* [Stated goal]:
Please swap "screenshot" for "image" in the stretch of rows from the start through the line containing "row-checkbox-cell: [70, 173, 90, 191]", and give that stretch back with everything else unchanged.

* [Given information]:

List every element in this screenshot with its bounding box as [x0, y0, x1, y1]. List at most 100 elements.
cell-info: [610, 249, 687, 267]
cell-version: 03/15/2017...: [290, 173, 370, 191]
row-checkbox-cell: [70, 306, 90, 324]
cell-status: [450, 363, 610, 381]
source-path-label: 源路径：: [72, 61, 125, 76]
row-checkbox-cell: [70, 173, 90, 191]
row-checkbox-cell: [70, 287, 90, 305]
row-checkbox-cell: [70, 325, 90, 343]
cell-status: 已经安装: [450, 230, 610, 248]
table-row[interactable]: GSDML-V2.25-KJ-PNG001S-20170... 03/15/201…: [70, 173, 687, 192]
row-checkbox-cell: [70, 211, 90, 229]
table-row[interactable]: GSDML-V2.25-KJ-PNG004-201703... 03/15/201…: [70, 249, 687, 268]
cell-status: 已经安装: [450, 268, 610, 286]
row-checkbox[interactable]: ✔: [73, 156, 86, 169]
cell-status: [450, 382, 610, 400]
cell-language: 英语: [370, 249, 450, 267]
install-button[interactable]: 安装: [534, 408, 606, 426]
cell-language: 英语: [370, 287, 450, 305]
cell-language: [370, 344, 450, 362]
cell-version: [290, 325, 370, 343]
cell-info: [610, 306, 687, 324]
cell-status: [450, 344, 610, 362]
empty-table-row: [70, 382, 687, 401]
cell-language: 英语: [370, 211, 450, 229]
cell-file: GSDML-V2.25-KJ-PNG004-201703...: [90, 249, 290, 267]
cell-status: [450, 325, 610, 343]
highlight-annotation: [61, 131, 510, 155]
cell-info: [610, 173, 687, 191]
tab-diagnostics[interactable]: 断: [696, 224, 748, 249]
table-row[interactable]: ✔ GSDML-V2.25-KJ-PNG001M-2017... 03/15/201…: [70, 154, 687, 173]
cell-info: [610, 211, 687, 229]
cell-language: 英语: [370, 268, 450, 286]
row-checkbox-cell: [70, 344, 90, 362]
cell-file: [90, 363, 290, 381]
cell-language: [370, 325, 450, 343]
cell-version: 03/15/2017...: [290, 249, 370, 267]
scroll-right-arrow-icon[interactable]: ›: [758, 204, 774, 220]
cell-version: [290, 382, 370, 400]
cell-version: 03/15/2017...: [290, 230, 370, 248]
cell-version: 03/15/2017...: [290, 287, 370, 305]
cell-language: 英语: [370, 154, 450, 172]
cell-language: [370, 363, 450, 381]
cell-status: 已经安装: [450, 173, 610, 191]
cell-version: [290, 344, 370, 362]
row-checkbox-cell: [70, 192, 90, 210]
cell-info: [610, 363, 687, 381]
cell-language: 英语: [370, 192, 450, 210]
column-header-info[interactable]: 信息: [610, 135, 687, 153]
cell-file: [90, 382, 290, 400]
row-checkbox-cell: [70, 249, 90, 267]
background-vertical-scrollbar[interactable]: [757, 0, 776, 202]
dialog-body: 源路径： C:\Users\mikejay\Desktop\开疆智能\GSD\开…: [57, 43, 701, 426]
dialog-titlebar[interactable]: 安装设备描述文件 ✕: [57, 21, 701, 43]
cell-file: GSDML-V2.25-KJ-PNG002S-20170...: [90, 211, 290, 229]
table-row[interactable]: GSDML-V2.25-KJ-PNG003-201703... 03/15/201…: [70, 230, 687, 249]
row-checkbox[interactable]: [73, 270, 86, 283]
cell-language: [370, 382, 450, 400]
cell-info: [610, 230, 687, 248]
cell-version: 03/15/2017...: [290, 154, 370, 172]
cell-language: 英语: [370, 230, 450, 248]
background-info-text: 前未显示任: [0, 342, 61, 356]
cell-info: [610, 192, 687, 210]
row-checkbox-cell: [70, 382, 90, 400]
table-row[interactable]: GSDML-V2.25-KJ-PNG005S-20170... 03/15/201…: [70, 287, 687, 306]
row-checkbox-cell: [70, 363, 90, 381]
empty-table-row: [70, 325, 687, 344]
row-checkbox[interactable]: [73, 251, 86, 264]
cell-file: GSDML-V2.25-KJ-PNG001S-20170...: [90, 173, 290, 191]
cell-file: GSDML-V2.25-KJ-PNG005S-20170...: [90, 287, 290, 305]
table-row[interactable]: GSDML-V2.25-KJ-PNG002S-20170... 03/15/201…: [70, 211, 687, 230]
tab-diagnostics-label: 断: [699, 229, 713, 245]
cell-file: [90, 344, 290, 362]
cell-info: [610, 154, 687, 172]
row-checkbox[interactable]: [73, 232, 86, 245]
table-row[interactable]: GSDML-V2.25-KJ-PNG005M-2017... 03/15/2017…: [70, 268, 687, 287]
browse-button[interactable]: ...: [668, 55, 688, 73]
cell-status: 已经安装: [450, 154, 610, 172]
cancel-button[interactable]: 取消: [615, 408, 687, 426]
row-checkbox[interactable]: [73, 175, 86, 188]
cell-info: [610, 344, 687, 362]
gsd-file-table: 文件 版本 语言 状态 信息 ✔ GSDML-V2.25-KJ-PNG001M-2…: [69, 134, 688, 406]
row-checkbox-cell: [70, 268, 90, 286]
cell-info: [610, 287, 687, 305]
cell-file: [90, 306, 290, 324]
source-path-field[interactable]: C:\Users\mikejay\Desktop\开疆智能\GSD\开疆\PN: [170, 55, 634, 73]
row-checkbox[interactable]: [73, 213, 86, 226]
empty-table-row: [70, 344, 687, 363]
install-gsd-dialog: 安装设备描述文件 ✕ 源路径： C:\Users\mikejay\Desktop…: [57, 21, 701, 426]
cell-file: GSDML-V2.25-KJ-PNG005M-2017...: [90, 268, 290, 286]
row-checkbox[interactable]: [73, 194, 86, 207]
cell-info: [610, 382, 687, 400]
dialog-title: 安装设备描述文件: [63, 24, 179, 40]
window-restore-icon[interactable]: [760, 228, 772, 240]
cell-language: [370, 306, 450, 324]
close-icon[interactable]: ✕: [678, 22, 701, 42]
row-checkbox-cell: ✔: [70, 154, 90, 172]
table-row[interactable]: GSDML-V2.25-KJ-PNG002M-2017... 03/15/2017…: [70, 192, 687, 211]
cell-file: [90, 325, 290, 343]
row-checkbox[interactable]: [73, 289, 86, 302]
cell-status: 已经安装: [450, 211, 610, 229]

* [The answer]:
List every element in this image with its bounding box as [x0, y0, x1, y1]. List at most 100 elements.
cell-info: [610, 249, 687, 267]
cell-version: 03/15/2017...: [290, 173, 370, 191]
row-checkbox-cell: [70, 306, 90, 324]
cell-status: [450, 363, 610, 381]
source-path-label: 源路径：: [72, 61, 125, 76]
row-checkbox-cell: [70, 173, 90, 191]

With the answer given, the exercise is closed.